> _WHAT YOU WILL DO_
Drop the pictures from the entries below, then reproduce the rest exactly.

> _DATA_
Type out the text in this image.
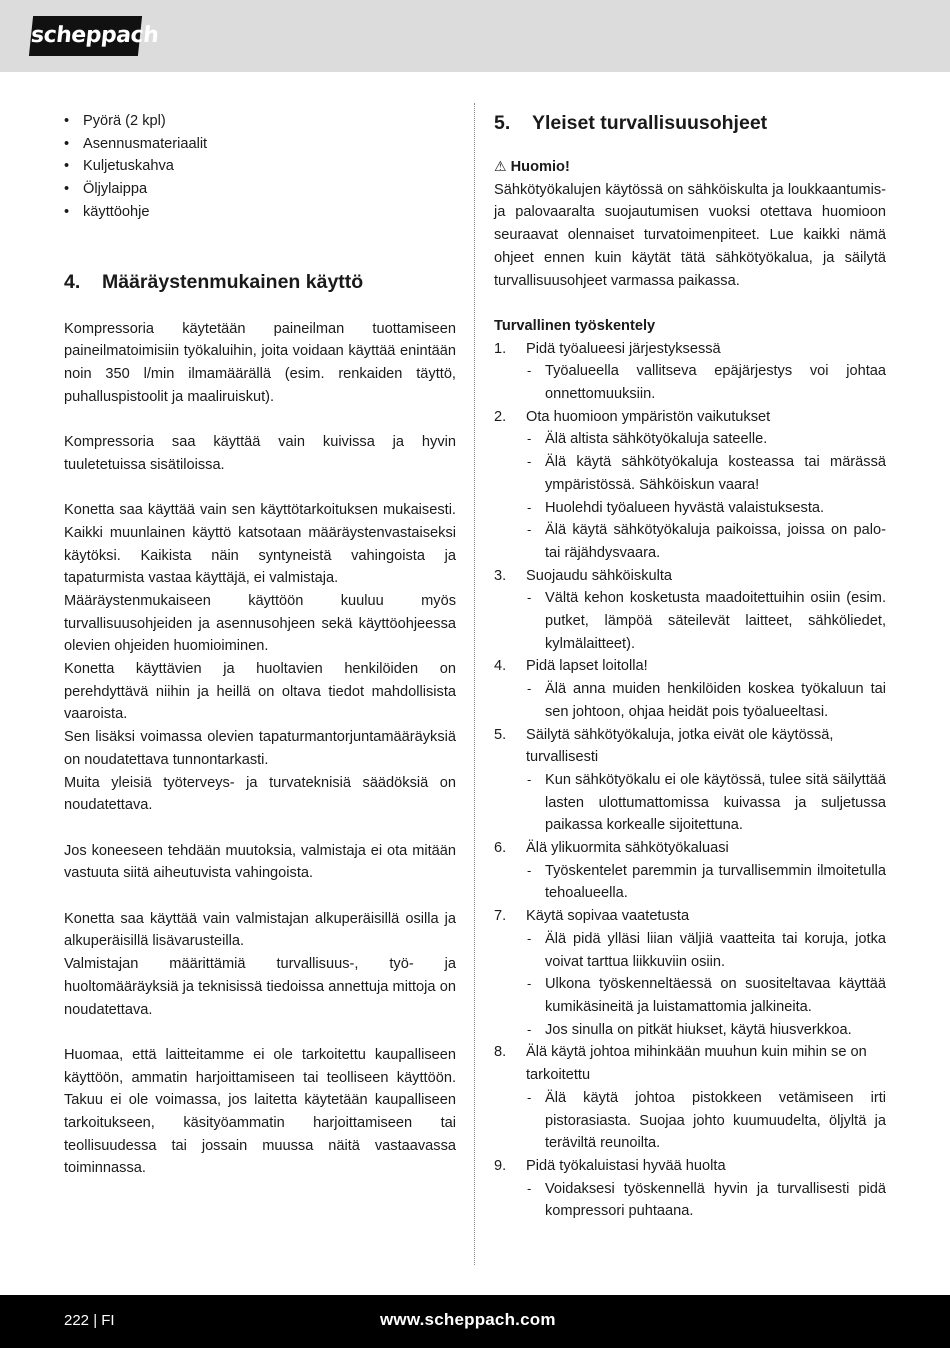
scheppach
• Pyörä (2 kpl)
• Asennusmateriaalit
• Kuljetuskahva
• Öljylaippa
• käyttöohje
4. Määräystenmukainen käyttö

Kompressoria käytetään paineilman tuottamiseen paineilmatoimisiin työkaluihin, joita voidaan käyttää enintään noin 350 l/min ilmamäärällä (esim. renkaiden täyttö, puhalluspistoolit ja maaliruiskut).

Kompressoria saa käyttää vain kuivissa ja hyvin tuuletetuissa sisätiloissa.

Konetta saa käyttää vain sen käyttötarkoituksen mukaisesti. Kaikki muunlainen käyttö katsotaan määräystenvastaiseksi käytöksi. Kaikista näin syntyneistä vahingoista ja tapaturmista vastaa käyttäjä, ei valmistaja.

Määräystenmukaiseen käyttöön kuuluu myös turvallisuusohjeiden ja asennusohjeen sekä käyttöohjeessa olevien ohjeiden huomioiminen.

Konetta käyttävien ja huoltavien henkilöiden on perehdyttävä niihin ja heillä on oltava tiedot mahdollisista vaaroista.

Sen lisäksi voimassa olevien tapaturmantorjuntamääräyksiä on noudatettava tunnontarkasti.

Muita yleisiä työterveys- ja turvateknisiä säädöksiä on noudatettava.

Jos koneeseen tehdään muutoksia, valmistaja ei ota mitään vastuuta siitä aiheutuvista vahingoista.

Konetta saa käyttää vain valmistajan alkuperäisillä osilla ja alkuperäisillä lisävarusteilla.

Valmistajan määrittämiä turvallisuus-, työ- ja huoltomääräyksiä ja teknisissä tiedoissa annettuja mittoja on noudatettava.

Huomaa, että laitteitamme ei ole tarkoitettu kaupalliseen käyttöön, ammatin harjoittamiseen tai teolliseen käyttöön. Takuu ei ole voimassa, jos laitetta käytetään kaupalliseen tarkoitukseen, käsityöammatin harjoittamiseen tai teollisuudessa tai jossain muussa näitä vastaavassa toiminnassa.

5. Yleiset turvallisuusohjeet
⚠ Huomio!

Sähkötyökalujen käytössä on sähköiskulta ja loukkaantumis- ja palovaaralta suojautumisen vuoksi otettava huomioon seuraavat olennaiset turvatoimenpiteet. Lue kaikki nämä ohjeet ennen kuin käytät tätä sähkötyökalua, ja säilytä turvallisuusohjeet varmassa paikassa.

Turvallinen työskentely
1. Pidä työalueesi järjestyksessä
- Työalueella vallitseva epäjärjestys voi johtaa onnettomuuksiin.
2. Ota huomioon ympäristön vaikutukset
- Älä altista sähkötyökaluja sateelle.
- Älä käytä sähkötyökaluja kosteassa tai märässä ympäristössä. Sähköiskun vaara!
- Huolehdi työalueen hyvästä valaistuksesta.
- Älä käytä sähkötyökaluja paikoissa, joissa on palo- tai räjähdysvaara.
3. Suojaudu sähköiskulta
- Vältä kehon kosketusta maadoitettuihin osiin (esim. putket, lämpöä säteilevät laitteet, sähköliedet, kylmälaitteet).
4. Pidä lapset loitolla!
- Älä anna muiden henkilöiden koskea työkaluun tai sen johtoon, ohjaa heidät pois työalueeltasi.
5. Säilytä sähkötyökaluja, jotka eivät ole käytössä, turvallisesti
- Kun sähkötyökalu ei ole käytössä, tulee sitä säilyttää lasten ulottumattomissa kuivassa ja suljetussa paikassa korkealle sijoitettuna.
6. Älä ylikuormita sähkötyökaluasi
- Työskentelet paremmin ja turvallisemmin ilmoitetulla tehoalueella.
7. Käytä sopivaa vaatetusta
- Älä pidä ylläsi liian väljiä vaatteita tai koruja, jotka voivat tarttua liikkuviin osiin.
- Ulkona työskenneltäessä on suositeltavaa käyttää kumikäsineitä ja luistamattomia jalkineita.
- Jos sinulla on pitkät hiukset, käytä hiusverkkoa.
8. Älä käytä johtoa mihinkään muuhun kuin mihin se on tarkoitettu
- Älä käytä johtoa pistokkeen vetämiseen irti pistorasiasta. Suojaa johto kuumuudelta, öljyltä ja teräviltä reunoilta.
9. Pidä työkaluistasi hyvää huolta
- Voidaksesi työskennellä hyvin ja turvallisesti pidä kompressori puhtaana.
222 | FI	www.scheppach.com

> _RESPONSE BELOW_
Type out the text in this image.
scheppach
• Pyörä (2 kpl)
• Asennusmateriaalit
• Kuljetuskahva
• Öljylaippa
• käyttöohje
4. Määräystenmukainen käyttö

Kompressoria käytetään paineilman tuottamiseen paineilmatoimisiin työkaluihin, joita voidaan käyttää enintään noin 350 l/min ilmamäärällä (esim. renkaiden täyttö, puhalluspistoolit ja maaliruiskut).

Kompressoria saa käyttää vain kuivissa ja hyvin tuuletetuissa sisätiloissa.

Konetta saa käyttää vain sen käyttötarkoituksen mukaisesti. Kaikki muunlainen käyttö katsotaan määräystenvastaiseksi käytöksi. Kaikista näin syntyneistä vahingoista ja tapaturmista vastaa käyttäjä, ei valmistaja.

Määräystenmukaiseen käyttöön kuuluu myös turvallisuusohjeiden ja asennusohjeen sekä käyttöohjeessa olevien ohjeiden huomioiminen.

Konetta käyttävien ja huoltavien henkilöiden on perehdyttävä niihin ja heillä on oltava tiedot mahdollisista vaaroista.

Sen lisäksi voimassa olevien tapaturmantorjuntamääräyksiä on noudatettava tunnontarkasti.

Muita yleisiä työterveys- ja turvateknisiä säädöksiä on noudatettava.

Jos koneeseen tehdään muutoksia, valmistaja ei ota mitään vastuuta siitä aiheutuvista vahingoista.

Konetta saa käyttää vain valmistajan alkuperäisillä osilla ja alkuperäisillä lisävarusteilla.

Valmistajan määrittämiä turvallisuus-, työ- ja huoltomääräyksiä ja teknisissä tiedoissa annettuja mittoja on noudatettava.

Huomaa, että laitteitamme ei ole tarkoitettu kaupalliseen käyttöön, ammatin harjoittamiseen tai teolliseen käyttöön. Takuu ei ole voimassa, jos laitetta käytetään kaupalliseen tarkoitukseen, käsityöammatin harjoittamiseen tai teollisuudessa tai jossain muussa näitä vastaavassa toiminnassa.

5. Yleiset turvallisuusohjeet
⚠ Huomio!

Sähkötyökalujen käytössä on sähköiskulta ja loukkaantumis- ja palovaaralta suojautumisen vuoksi otettava huomioon seuraavat olennaiset turvatoimenpiteet. Lue kaikki nämä ohjeet ennen kuin käytät tätä sähkötyökalua, ja säilytä turvallisuusohjeet varmassa paikassa.

Turvallinen työskentely
1. Pidä työalueesi järjestyksessä
- Työalueella vallitseva epäjärjestys voi johtaa onnettomuuksiin.
2. Ota huomioon ympäristön vaikutukset
- Älä altista sähkötyökaluja sateelle.
- Älä käytä sähkötyökaluja kosteassa tai märässä ympäristössä. Sähköiskun vaara!
- Huolehdi työalueen hyvästä valaistuksesta.
- Älä käytä sähkötyökaluja paikoissa, joissa on palo- tai räjähdysvaara.
3. Suojaudu sähköiskulta
- Vältä kehon kosketusta maadoitettuihin osiin (esim. putket, lämpöä säteilevät laitteet, sähköliedet, kylmälaitteet).
4. Pidä lapset loitolla!
- Älä anna muiden henkilöiden koskea työkaluun tai sen johtoon, ohjaa heidät pois työalueeltasi.
5. Säilytä sähkötyökaluja, jotka eivät ole käytössä, turvallisesti
- Kun sähkötyökalu ei ole käytössä, tulee sitä säilyttää lasten ulottumattomissa kuivassa ja suljetussa paikassa korkealle sijoitettuna.
6. Älä ylikuormita sähkötyökaluasi
- Työskentelet paremmin ja turvallisemmin ilmoitetulla tehoalueella.
7. Käytä sopivaa vaatetusta
- Älä pidä ylläsi liian väljiä vaatteita tai koruja, jotka voivat tarttua liikkuviin osiin.
- Ulkona työskenneltäessä on suositeltavaa käyttää kumikäsineitä ja luistamattomia jalkineita.
- Jos sinulla on pitkät hiukset, käytä hiusverkkoa.
8. Älä käytä johtoa mihinkään muuhun kuin mihin se on tarkoitettu
- Älä käytä johtoa pistokkeen vetämiseen irti pistorasiasta. Suojaa johto kuumuudelta, öljyltä ja teräviltä reunoilta.
9. Pidä työkaluistasi hyvää huolta
- Voidaksesi työskennellä hyvin ja turvallisesti pidä kompressori puhtaana.
222 | FI	www.scheppach.com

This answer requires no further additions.